[Some records]
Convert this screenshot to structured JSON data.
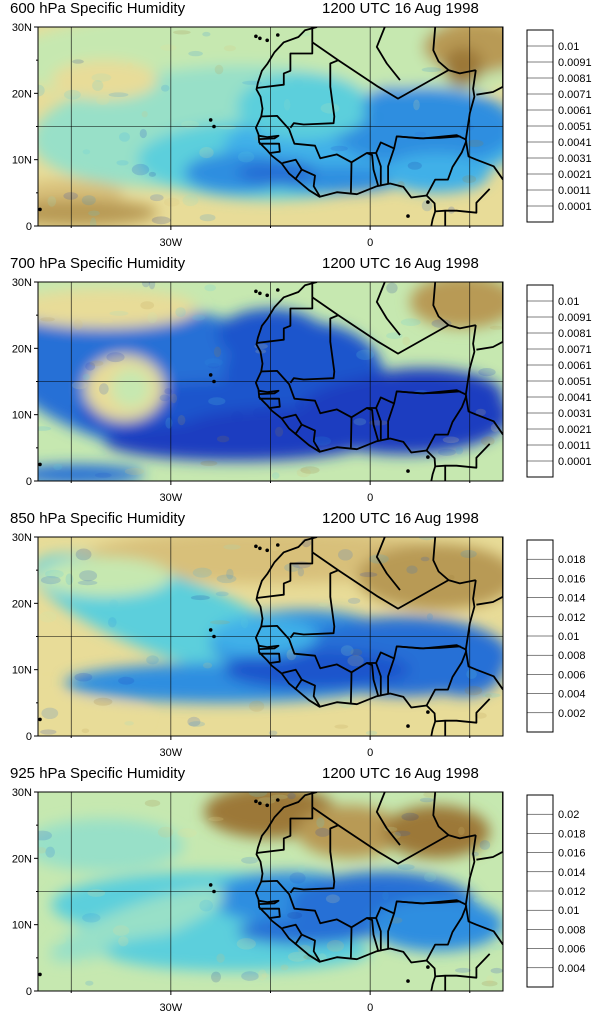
{
  "panels": [
    {
      "title": "600 hPa Specific Humidity",
      "time": "1200 UTC 16 Aug 1998",
      "colorbar_labels": [
        "0.01",
        "0.0091",
        "0.0081",
        "0.0071",
        "0.0061",
        "0.0051",
        "0.0041",
        "0.0031",
        "0.0021",
        "0.0011",
        "0.0001"
      ],
      "colorbar_min": 0.0001,
      "colorbar_max": 0.01
    },
    {
      "title": "700 hPa Specific Humidity",
      "time": "1200 UTC 16 Aug 1998",
      "colorbar_labels": [
        "0.01",
        "0.0091",
        "0.0081",
        "0.0071",
        "0.0061",
        "0.0051",
        "0.0041",
        "0.0031",
        "0.0021",
        "0.0011",
        "0.0001"
      ],
      "colorbar_min": 0.0001,
      "colorbar_max": 0.01
    },
    {
      "title": "850 hPa Specific Humidity",
      "time": "1200 UTC 16 Aug 1998",
      "colorbar_labels": [
        "0.018",
        "0.016",
        "0.014",
        "0.012",
        "0.01",
        "0.008",
        "0.006",
        "0.004",
        "0.002"
      ],
      "colorbar_min": 0.002,
      "colorbar_max": 0.018
    },
    {
      "title": "925 hPa Specific Humidity",
      "time": "1200 UTC 16 Aug 1998",
      "colorbar_labels": [
        "0.02",
        "0.018",
        "0.016",
        "0.014",
        "0.012",
        "0.01",
        "0.008",
        "0.006",
        "0.004"
      ],
      "colorbar_min": 0.004,
      "colorbar_max": 0.02
    }
  ],
  "axes": {
    "y_ticks": [
      "30N",
      "20N",
      "10N",
      "0"
    ],
    "x_ticks": [
      "30W",
      "0"
    ],
    "lon_range": [
      -50,
      20
    ],
    "lat_range": [
      0,
      30
    ]
  },
  "colors": {
    "scale": [
      "#9c7838",
      "#b89a55",
      "#d8c07a",
      "#e8dc98",
      "#c6e8b0",
      "#98e0c8",
      "#5ccfdc",
      "#3fb0e8",
      "#2f8ee0",
      "#2570d6",
      "#1f54cc",
      "#1a3ec0",
      "#16309a"
    ]
  }
}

[Requirements]
Skip the pictures and print each record exactly as it stands.

[Full solution]
Convert this screenshot to structured JSON data.
{
  "panels": [
    {
      "title": "600 hPa Specific Humidity",
      "time": "1200 UTC 16 Aug 1998",
      "colorbar_labels": [
        "0.01",
        "0.0091",
        "0.0081",
        "0.0071",
        "0.0061",
        "0.0051",
        "0.0041",
        "0.0031",
        "0.0021",
        "0.0011",
        "0.0001"
      ],
      "colorbar_min": 0.0001,
      "colorbar_max": 0.01
    },
    {
      "title": "700 hPa Specific Humidity",
      "time": "1200 UTC 16 Aug 1998",
      "colorbar_labels": [
        "0.01",
        "0.0091",
        "0.0081",
        "0.0071",
        "0.0061",
        "0.0051",
        "0.0041",
        "0.0031",
        "0.0021",
        "0.0011",
        "0.0001"
      ],
      "colorbar_min": 0.0001,
      "colorbar_max": 0.01
    },
    {
      "title": "850 hPa Specific Humidity",
      "time": "1200 UTC 16 Aug 1998",
      "colorbar_labels": [
        "0.018",
        "0.016",
        "0.014",
        "0.012",
        "0.01",
        "0.008",
        "0.006",
        "0.004",
        "0.002"
      ],
      "colorbar_min": 0.002,
      "colorbar_max": 0.018
    },
    {
      "title": "925 hPa Specific Humidity",
      "time": "1200 UTC 16 Aug 1998",
      "colorbar_labels": [
        "0.02",
        "0.018",
        "0.016",
        "0.014",
        "0.012",
        "0.01",
        "0.008",
        "0.006",
        "0.004"
      ],
      "colorbar_min": 0.004,
      "colorbar_max": 0.02
    }
  ],
  "axes": {
    "y_ticks": [
      "30N",
      "20N",
      "10N",
      "0"
    ],
    "x_ticks": [
      "30W",
      "0"
    ],
    "lon_range": [
      -50,
      20
    ],
    "lat_range": [
      0,
      30
    ]
  },
  "colors": {
    "scale": [
      "#9c7838",
      "#b89a55",
      "#d8c07a",
      "#e8dc98",
      "#c6e8b0",
      "#98e0c8",
      "#5ccfdc",
      "#3fb0e8",
      "#2f8ee0",
      "#2570d6",
      "#1f54cc",
      "#1a3ec0",
      "#16309a"
    ]
  }
}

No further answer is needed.